Extracted records
···
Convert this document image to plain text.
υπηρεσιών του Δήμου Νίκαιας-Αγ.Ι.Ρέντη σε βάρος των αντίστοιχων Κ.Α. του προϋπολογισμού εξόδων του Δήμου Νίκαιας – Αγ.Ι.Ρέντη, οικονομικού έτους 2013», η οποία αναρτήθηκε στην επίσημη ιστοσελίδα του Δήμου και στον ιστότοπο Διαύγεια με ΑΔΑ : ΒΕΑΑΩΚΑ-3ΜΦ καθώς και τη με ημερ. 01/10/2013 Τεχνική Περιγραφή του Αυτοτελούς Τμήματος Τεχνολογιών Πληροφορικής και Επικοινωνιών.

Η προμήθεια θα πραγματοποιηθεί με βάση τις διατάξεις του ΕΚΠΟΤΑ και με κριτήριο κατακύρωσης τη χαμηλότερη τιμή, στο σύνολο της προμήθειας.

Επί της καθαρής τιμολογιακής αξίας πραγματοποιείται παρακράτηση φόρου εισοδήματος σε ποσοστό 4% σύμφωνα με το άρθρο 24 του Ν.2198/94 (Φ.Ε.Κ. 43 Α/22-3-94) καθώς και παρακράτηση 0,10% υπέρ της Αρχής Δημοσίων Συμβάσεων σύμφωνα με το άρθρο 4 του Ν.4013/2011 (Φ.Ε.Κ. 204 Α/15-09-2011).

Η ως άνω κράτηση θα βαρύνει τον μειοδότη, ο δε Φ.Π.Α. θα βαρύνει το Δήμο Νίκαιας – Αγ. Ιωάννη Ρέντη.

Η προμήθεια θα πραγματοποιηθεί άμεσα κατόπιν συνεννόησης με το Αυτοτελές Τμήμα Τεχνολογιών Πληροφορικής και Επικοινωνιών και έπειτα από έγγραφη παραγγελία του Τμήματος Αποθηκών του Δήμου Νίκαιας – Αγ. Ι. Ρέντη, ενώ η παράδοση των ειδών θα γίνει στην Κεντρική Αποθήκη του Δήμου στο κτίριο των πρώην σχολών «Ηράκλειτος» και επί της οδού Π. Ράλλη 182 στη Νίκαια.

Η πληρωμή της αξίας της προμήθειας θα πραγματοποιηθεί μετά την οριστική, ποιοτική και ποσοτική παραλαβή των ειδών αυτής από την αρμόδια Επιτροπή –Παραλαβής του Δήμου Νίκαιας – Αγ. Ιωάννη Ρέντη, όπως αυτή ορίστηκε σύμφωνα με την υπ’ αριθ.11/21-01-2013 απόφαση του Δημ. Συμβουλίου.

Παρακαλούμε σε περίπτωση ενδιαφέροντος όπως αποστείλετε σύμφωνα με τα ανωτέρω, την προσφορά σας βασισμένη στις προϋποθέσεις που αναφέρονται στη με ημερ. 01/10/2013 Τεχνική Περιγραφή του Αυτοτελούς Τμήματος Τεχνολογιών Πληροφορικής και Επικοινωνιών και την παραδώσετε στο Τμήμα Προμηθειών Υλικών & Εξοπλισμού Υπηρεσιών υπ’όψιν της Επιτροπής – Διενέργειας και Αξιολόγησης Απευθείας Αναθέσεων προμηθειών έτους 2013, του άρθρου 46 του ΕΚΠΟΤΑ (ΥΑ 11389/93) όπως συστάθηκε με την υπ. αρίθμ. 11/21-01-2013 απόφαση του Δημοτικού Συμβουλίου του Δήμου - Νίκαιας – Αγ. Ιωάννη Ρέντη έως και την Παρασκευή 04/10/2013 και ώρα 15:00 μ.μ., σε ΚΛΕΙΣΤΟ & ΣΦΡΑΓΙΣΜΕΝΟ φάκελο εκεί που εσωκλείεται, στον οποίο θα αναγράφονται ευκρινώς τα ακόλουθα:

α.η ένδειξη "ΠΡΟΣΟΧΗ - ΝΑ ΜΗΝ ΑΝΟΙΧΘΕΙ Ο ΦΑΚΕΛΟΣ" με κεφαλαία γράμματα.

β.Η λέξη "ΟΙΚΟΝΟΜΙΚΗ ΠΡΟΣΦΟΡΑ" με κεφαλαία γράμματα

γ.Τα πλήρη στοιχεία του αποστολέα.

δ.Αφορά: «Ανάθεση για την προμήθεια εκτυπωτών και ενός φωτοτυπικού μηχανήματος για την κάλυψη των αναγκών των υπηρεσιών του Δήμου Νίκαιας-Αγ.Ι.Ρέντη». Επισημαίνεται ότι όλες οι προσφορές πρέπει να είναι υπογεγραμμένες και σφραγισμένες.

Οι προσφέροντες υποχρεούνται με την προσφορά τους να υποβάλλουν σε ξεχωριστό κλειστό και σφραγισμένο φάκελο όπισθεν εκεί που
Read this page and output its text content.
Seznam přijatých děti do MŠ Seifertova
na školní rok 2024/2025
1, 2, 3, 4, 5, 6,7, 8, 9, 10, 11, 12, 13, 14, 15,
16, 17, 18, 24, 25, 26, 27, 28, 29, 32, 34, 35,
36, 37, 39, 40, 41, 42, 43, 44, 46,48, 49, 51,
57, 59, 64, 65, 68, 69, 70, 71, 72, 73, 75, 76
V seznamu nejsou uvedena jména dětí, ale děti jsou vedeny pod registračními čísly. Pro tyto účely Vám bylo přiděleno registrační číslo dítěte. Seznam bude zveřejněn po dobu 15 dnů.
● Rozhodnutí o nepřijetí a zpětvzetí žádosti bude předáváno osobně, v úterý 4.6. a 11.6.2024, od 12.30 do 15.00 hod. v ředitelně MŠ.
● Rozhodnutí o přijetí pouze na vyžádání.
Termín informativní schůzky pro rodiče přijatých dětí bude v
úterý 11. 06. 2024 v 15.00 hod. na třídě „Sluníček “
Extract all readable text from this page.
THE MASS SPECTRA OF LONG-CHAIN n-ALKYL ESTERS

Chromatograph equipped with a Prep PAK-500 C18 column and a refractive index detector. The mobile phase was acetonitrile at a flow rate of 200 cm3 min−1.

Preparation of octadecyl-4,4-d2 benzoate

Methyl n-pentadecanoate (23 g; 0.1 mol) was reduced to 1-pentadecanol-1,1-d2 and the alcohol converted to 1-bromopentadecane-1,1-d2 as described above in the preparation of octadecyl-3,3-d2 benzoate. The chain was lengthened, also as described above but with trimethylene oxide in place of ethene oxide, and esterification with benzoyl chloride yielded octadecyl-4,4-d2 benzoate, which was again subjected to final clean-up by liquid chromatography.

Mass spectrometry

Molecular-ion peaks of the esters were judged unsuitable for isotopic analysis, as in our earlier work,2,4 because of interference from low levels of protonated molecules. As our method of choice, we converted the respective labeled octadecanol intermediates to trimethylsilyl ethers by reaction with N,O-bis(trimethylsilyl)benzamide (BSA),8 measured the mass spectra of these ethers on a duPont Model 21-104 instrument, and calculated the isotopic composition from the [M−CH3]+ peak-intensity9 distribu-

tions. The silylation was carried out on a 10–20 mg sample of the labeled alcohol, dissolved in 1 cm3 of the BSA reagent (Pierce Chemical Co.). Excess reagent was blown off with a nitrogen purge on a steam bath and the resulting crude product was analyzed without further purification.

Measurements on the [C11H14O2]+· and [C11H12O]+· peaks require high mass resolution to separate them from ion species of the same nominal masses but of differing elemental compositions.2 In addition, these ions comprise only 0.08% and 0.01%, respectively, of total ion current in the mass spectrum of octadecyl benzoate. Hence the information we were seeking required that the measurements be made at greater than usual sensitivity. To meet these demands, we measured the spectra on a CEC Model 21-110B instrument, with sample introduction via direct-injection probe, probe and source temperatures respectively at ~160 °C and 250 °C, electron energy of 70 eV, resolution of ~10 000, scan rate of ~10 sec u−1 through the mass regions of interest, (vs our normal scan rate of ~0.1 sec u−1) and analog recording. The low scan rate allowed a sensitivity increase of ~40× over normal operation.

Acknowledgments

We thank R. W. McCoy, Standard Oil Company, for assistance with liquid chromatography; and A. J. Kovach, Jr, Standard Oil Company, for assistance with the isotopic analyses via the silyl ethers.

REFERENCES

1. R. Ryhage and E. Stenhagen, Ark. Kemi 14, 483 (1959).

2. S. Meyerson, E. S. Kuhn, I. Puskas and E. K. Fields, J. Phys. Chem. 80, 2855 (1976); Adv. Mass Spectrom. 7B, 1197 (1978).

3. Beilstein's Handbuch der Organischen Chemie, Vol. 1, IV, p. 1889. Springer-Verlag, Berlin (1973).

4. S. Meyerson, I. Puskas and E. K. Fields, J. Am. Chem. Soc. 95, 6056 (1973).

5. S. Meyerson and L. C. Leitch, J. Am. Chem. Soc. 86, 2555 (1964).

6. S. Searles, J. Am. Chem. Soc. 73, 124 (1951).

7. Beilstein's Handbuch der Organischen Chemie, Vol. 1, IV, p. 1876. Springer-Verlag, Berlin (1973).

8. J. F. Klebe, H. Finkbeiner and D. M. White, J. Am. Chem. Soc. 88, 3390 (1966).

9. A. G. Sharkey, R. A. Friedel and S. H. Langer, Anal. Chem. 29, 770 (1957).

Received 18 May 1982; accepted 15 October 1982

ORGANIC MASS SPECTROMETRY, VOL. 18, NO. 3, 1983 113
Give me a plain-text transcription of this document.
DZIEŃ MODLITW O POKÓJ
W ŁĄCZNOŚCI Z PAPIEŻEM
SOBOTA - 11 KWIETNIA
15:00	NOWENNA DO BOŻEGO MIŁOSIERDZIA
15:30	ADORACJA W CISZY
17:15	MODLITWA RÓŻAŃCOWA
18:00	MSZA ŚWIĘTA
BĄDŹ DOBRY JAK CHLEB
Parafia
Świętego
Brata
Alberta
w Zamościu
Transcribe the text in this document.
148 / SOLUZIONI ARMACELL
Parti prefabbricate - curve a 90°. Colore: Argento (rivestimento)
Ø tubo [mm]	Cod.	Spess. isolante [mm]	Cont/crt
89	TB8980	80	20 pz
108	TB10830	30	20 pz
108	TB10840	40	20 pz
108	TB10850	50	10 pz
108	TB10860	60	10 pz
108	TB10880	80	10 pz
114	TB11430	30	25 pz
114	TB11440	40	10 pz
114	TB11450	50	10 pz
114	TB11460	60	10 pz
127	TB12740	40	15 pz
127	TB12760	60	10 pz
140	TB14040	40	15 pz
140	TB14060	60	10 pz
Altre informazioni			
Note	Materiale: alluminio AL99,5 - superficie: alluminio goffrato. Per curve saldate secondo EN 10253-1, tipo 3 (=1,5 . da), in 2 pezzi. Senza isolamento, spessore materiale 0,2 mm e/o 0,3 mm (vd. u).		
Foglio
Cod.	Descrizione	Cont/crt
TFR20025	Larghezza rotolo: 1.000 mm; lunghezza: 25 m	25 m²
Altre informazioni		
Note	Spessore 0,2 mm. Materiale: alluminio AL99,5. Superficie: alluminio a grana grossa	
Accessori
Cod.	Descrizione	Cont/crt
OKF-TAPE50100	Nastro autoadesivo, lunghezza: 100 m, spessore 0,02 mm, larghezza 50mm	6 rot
···
# Task:
Only lines with the word "lunghezza" should be collected from the material.

# Result below:
TFR20025	Larghezza rotolo: 1.000 mm; lunghezza: 25 m	25 m²
OKF-TAPE50100	Nastro autoadesivo, lunghezza: 100 m, spessore 0,02 mm, larghezza 50mm	6 rot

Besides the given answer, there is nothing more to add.